* _Problem description_
Make an exact copy of each entry, leaving out every picture.

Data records
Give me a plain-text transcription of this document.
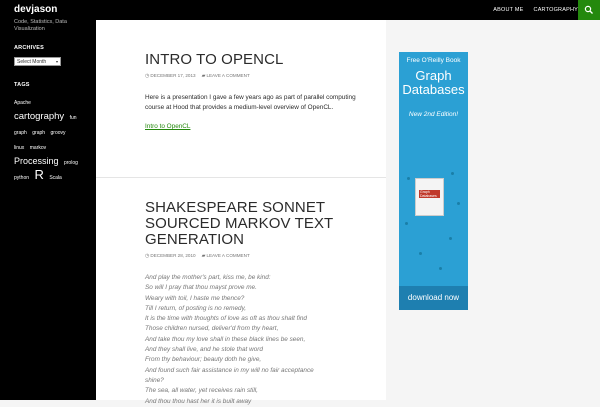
devjason	ABOUT ME CARTOGRAPHY
Code, Statistics, Data Visualization
ARCHIVES
Select Month ▾
TAGS
Apache cartography fun graph graph groovy linux markov Processing prolog python R Scala
INTRO TO OPENCL
◷DECEMBER 17, 2013 ▰LEAVE A COMMENT
Here is a presentation I gave a few years ago as part of parallel computing course at Hood that provides a medium-level overview of OpenCL.
Intro to OpenCL
SHAKESPEARE SONNET SOURCED MARKOV TEXT GENERATION
◷DECEMBER 28, 2010 ▰LEAVE A COMMENT
And play the mother's part, kiss me, be kind:
So will I pray that thou mayst prove me.
Weary with toil, I haste me thence?
Till I return, of posting is no remedy,
It is the time with thoughts of love as oft as thou shalt find
Those children nursed, deliver'd from thy heart,
And take thou my love shall in these black lines be seen,
And they shall live, and he stole that word
From thy behaviour; beauty doth he give,
And found such fair assistance in my will no fair acceptance
shine?
The sea, all water, yet receives rain still,
And thou thou hast her it is built away
Free O'Reilly Book
Graph Databases
New 2nd Edition!
Graph Databases
download now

* _Exercise output_
Give me a plain-text transcription of this document.
devjason	ABOUT ME CARTOGRAPHY
Code, Statistics, Data Visualization
ARCHIVES
Select Month ▾
TAGS
Apache cartography fun graph graph groovy linux markov Processing prolog python R Scala
INTRO TO OPENCL
◷DECEMBER 17, 2013 ▰LEAVE A COMMENT
Here is a presentation I gave a few years ago as part of parallel computing course at Hood that provides a medium-level overview of OpenCL.
Intro to OpenCL
SHAKESPEARE SONNET SOURCED MARKOV TEXT GENERATION
◷DECEMBER 28, 2010 ▰LEAVE A COMMENT
And play the mother's part, kiss me, be kind:
So will I pray that thou mayst prove me.
Weary with toil, I haste me thence?
Till I return, of posting is no remedy,
It is the time with thoughts of love as oft as thou shalt find
Those children nursed, deliver'd from thy heart,
And take thou my love shall in these black lines be seen,
And they shall live, and he stole that word
From thy behaviour; beauty doth he give,
And found such fair assistance in my will no fair acceptance
shine?
The sea, all water, yet receives rain still,
And thou thou hast her it is built away
Free O'Reilly Book
Graph Databases
New 2nd Edition!
Graph Databases
download now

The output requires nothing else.